— Exercise materials —
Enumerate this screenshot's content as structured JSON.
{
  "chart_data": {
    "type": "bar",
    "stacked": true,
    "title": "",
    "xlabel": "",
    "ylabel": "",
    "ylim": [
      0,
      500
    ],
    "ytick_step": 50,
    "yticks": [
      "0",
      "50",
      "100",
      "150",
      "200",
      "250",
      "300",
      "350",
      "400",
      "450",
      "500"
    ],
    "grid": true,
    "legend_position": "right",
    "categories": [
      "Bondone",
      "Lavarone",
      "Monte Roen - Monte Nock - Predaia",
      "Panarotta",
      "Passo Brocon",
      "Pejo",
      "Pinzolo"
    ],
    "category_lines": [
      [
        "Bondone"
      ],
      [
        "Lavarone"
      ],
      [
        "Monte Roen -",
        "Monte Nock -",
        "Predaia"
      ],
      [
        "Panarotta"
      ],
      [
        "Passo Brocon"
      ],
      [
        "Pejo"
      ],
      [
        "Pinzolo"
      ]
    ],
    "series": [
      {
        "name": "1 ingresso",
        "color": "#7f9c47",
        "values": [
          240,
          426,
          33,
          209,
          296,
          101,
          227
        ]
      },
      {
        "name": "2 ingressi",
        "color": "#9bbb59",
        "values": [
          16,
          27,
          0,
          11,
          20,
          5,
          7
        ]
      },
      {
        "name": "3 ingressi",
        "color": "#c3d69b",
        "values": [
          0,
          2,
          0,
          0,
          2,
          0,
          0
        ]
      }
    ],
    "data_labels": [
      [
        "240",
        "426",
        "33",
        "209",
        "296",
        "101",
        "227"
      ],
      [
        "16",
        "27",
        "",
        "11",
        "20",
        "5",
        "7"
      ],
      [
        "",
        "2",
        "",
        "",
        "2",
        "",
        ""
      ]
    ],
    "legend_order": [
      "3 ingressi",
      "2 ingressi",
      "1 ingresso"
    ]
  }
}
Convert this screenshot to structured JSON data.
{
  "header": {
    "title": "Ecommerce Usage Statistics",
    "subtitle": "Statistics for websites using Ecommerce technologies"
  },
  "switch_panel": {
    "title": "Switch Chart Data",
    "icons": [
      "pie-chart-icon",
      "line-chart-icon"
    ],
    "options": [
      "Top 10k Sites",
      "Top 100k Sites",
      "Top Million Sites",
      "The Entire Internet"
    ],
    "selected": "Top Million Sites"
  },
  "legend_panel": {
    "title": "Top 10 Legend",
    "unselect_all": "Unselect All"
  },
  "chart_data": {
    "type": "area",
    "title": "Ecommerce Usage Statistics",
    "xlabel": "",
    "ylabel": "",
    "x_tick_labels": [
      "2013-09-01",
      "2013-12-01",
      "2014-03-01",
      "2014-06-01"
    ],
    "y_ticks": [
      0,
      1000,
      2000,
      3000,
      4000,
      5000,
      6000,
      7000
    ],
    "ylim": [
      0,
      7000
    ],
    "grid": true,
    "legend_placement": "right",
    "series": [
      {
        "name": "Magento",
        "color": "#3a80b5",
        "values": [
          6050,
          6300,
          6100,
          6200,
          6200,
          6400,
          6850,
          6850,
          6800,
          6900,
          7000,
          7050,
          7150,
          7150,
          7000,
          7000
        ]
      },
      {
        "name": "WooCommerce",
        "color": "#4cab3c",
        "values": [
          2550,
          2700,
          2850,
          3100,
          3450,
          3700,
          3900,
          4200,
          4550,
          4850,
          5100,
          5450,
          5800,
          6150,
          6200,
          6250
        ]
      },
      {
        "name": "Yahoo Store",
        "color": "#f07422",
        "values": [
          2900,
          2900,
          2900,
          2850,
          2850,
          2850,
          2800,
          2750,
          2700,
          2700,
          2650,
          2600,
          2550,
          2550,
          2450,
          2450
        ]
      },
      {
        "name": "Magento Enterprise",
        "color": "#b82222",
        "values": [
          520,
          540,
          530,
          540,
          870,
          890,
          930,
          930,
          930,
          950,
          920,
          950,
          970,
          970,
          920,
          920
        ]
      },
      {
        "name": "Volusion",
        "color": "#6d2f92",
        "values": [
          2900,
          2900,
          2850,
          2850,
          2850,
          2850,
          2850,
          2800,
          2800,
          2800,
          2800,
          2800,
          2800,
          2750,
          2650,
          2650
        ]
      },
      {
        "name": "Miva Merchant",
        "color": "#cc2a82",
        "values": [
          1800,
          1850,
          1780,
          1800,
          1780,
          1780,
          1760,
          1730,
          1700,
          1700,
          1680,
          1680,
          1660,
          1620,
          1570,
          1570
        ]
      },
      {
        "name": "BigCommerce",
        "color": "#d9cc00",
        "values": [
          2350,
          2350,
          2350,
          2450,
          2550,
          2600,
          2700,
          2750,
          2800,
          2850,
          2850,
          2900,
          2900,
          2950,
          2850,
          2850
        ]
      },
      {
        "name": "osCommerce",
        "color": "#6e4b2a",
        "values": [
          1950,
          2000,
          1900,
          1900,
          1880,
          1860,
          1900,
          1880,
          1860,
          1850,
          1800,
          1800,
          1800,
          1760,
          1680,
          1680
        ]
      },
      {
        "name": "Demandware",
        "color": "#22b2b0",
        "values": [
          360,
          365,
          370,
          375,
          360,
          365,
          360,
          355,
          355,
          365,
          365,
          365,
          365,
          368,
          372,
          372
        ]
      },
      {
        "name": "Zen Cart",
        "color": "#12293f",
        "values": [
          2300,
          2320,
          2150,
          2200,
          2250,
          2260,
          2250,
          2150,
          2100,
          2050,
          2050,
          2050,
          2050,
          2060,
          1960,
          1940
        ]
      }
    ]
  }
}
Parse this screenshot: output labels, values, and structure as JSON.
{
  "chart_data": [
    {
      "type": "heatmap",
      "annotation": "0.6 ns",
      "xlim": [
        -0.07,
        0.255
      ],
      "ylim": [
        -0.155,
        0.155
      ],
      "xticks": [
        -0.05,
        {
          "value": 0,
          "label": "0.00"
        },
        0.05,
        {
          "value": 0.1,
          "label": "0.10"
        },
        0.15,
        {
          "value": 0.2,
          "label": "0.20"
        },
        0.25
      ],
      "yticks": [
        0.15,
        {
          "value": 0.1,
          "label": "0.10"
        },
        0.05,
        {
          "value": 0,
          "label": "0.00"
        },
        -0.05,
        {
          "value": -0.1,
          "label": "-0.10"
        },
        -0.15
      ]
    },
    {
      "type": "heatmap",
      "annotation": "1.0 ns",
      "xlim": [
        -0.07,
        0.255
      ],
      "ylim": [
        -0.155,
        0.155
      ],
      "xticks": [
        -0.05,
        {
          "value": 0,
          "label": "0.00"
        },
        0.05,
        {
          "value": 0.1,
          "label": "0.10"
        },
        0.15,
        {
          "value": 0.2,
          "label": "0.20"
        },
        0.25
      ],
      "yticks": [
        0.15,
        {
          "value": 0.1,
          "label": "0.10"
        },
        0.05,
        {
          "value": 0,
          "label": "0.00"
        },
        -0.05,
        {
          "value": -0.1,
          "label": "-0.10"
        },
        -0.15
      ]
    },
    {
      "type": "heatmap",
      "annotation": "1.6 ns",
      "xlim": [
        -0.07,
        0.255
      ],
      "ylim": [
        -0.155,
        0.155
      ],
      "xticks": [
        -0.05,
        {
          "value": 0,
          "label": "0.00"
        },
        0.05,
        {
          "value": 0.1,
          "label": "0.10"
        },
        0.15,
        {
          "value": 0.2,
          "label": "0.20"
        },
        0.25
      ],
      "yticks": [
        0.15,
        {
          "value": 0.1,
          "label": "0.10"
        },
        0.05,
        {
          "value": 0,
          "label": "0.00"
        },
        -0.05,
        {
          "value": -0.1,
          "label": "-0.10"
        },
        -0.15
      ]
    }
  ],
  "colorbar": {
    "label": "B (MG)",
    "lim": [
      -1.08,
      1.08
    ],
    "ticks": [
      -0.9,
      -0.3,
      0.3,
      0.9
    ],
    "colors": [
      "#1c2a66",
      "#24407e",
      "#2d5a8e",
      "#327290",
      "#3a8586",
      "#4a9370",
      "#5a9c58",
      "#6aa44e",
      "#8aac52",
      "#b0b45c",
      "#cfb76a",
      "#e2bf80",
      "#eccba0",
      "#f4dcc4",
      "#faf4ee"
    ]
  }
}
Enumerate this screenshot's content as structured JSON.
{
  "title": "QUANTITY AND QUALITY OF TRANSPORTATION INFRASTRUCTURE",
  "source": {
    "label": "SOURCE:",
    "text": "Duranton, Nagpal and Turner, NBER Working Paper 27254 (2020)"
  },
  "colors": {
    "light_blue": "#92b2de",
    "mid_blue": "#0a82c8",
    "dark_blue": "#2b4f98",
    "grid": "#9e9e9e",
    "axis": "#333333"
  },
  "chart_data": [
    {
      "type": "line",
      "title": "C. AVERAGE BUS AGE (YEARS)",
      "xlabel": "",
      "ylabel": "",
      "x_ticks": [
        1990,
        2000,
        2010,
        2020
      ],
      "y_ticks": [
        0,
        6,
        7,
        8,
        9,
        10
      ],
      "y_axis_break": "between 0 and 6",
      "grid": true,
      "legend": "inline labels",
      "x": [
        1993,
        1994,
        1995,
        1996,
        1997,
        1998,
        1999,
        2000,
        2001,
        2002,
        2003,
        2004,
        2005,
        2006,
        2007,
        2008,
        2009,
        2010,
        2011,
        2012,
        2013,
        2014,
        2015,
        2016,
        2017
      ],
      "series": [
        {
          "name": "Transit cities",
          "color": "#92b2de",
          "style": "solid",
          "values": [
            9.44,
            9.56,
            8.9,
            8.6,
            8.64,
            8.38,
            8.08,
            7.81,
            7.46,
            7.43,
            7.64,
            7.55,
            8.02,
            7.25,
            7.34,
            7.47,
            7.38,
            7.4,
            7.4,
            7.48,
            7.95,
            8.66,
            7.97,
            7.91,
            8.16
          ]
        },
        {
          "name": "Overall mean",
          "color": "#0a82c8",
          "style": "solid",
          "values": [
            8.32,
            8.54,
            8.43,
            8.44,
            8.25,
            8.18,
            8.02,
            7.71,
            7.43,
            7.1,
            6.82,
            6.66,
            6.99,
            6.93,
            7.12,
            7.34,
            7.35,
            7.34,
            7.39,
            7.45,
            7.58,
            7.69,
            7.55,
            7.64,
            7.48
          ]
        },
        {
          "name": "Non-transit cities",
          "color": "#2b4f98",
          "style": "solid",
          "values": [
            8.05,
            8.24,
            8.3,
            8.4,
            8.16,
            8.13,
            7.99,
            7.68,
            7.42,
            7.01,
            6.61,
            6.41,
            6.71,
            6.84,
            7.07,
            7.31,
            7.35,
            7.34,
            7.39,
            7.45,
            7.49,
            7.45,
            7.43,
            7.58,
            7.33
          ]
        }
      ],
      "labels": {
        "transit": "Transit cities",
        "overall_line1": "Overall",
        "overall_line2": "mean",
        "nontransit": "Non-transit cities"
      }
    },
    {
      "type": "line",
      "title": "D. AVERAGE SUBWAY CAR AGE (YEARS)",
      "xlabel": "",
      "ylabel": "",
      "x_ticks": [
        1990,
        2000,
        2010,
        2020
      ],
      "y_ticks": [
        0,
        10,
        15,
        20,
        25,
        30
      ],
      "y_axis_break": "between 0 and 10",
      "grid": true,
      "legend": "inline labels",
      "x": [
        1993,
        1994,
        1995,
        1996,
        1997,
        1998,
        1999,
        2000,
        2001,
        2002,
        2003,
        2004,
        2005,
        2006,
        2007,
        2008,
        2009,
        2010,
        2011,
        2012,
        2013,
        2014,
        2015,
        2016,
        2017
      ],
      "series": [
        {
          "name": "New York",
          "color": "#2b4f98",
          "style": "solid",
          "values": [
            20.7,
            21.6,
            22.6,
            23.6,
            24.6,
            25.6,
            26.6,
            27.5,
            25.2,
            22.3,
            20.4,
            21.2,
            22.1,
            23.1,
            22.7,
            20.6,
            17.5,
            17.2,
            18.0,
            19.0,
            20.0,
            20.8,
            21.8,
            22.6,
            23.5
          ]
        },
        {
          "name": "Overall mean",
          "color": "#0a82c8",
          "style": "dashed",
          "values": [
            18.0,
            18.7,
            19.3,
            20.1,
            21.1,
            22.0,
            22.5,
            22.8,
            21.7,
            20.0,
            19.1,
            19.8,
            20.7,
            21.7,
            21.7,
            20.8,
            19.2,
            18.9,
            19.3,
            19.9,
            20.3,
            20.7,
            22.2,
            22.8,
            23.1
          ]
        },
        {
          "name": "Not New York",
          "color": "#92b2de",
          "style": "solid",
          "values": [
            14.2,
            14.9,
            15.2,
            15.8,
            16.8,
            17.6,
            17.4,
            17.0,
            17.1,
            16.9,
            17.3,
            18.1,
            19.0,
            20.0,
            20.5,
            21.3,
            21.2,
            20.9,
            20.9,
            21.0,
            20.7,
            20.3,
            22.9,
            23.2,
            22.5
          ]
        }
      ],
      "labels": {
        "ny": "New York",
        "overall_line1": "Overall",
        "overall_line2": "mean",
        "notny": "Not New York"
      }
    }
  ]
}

— What the task asks —
Search the entries for the word "JSON", then list each line that holds it.

— Answer to the problem —
Enumerate this screenshot's content as structured JSON.
Convert this screenshot to structured JSON data.
Parse this screenshot: output labels, values, and structure as JSON.
Enumerate this screenshot's content as structured JSON.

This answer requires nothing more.